> **TASK STATEMENT**: Provide the number of lines where the word "specify" occurs, and no other text.

*** DATA SUPPLIED

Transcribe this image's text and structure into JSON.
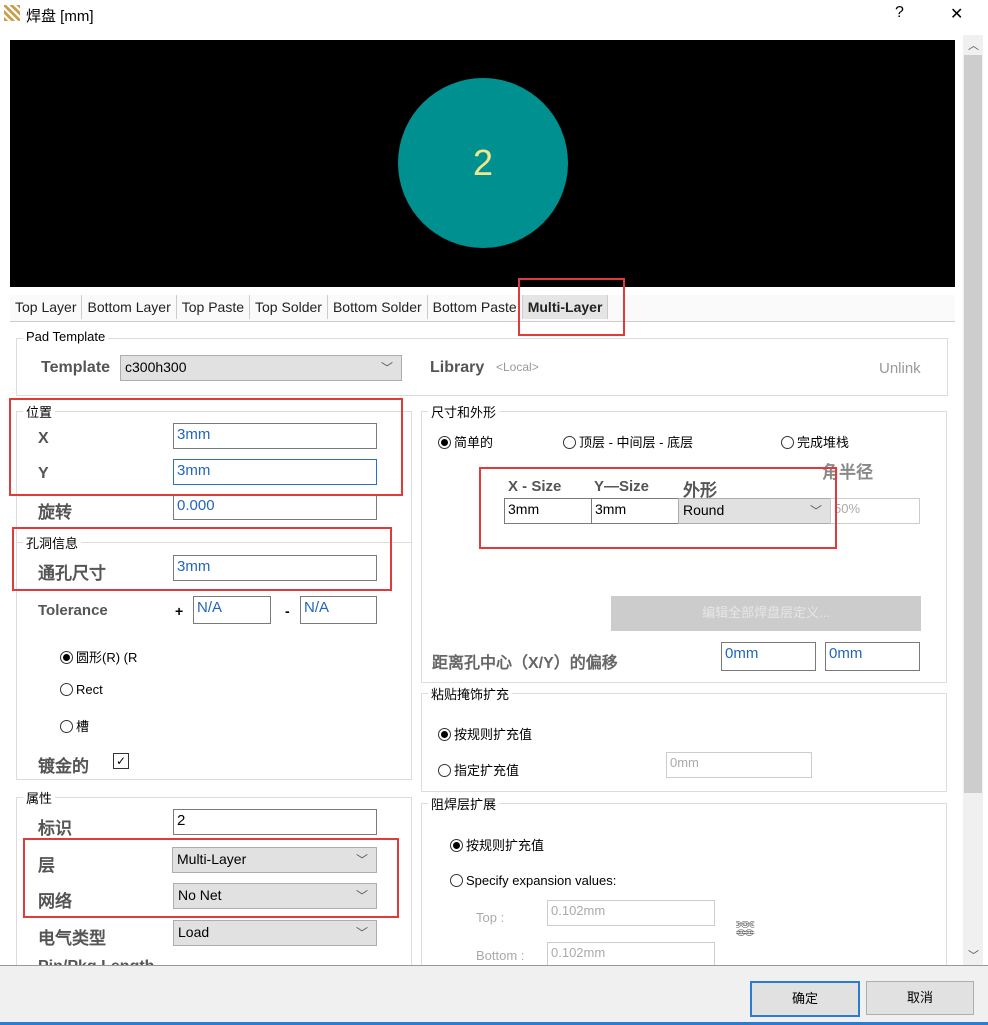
{
  "window": {
    "title": "焊盘 [mm]",
    "help": "?",
    "close": "✕"
  },
  "preview": {
    "pad_label": "2",
    "pad_color": "#009090",
    "label_color": "#f0e68c"
  },
  "tabs": [
    "Top Layer",
    "Bottom Layer",
    "Top Paste",
    "Top Solder",
    "Bottom Solder",
    "Bottom Paste",
    "Multi-Layer"
  ],
  "pad_template": {
    "title": "Pad Template",
    "template_label": "Template",
    "template_value": "c300h300",
    "library_label": "Library",
    "library_value": "<Local>",
    "unlink": "Unlink"
  },
  "position": {
    "title": "位置",
    "x_label": "X",
    "x_value": "3mm",
    "y_label": "Y",
    "y_value": "3mm",
    "rotation_label": "旋转",
    "rotation_value": "0.000"
  },
  "hole": {
    "title": "孔洞信息",
    "size_label": "通孔尺寸",
    "size_value": "3mm",
    "tolerance_label": "Tolerance",
    "plus": "+",
    "plus_value": "N/A",
    "minus": "-",
    "minus_value": "N/A",
    "shapes": [
      "圆形(R) (R",
      "Rect",
      "槽"
    ],
    "plated_label": "镀金的"
  },
  "properties": {
    "title": "属性",
    "designator_label": "标识",
    "designator_value": "2",
    "layer_label": "层",
    "layer_value": "Multi-Layer",
    "net_label": "网络",
    "net_value": "No Net",
    "electrical_label": "电气类型",
    "electrical_value": "Load",
    "pin_length_label": "Pin/Pkg Length"
  },
  "size_shape": {
    "title": "尺寸和外形",
    "modes": [
      "简单的",
      "顶层 - 中间层 - 底层",
      "完成堆栈"
    ],
    "x_size_label": "X - Size",
    "y_size_label": "Y—Size",
    "shape_label": "外形",
    "corner_label": "角半径",
    "x_size": "3mm",
    "y_size": "3mm",
    "shape": "Round",
    "corner": "50%",
    "edit_button": "编辑全部焊盘层定义...",
    "offset_label": "距离孔中心（X/Y）的偏移",
    "offset_x": "0mm",
    "offset_y": "0mm"
  },
  "paste": {
    "title": "粘贴掩饰扩充",
    "rule": "按规则扩充值",
    "specify": "指定扩充值",
    "value": "0mm"
  },
  "solder": {
    "title": "阻焊层扩展",
    "rule": "按规则扩充值",
    "specify": "Specify expansion values:",
    "top_label": "Top :",
    "top_value": "0.102mm",
    "bottom_label": "Bottom :",
    "bottom_value": "0.102mm"
  },
  "footer": {
    "ok": "确定",
    "cancel": "取消"
  }
}
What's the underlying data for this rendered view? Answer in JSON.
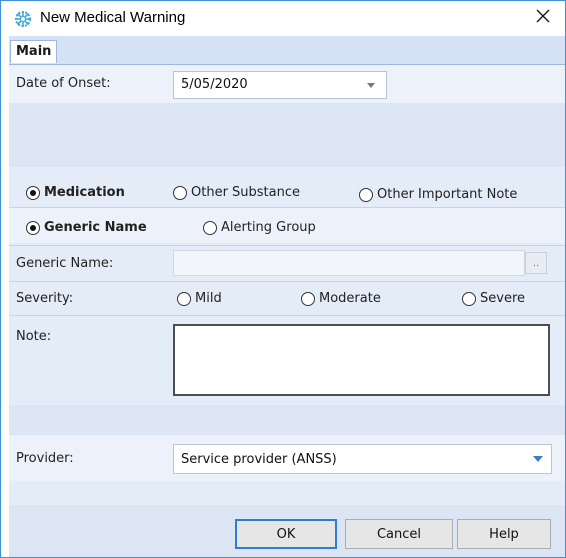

******

> **RESULT FOR THIS EXERCISE**: 2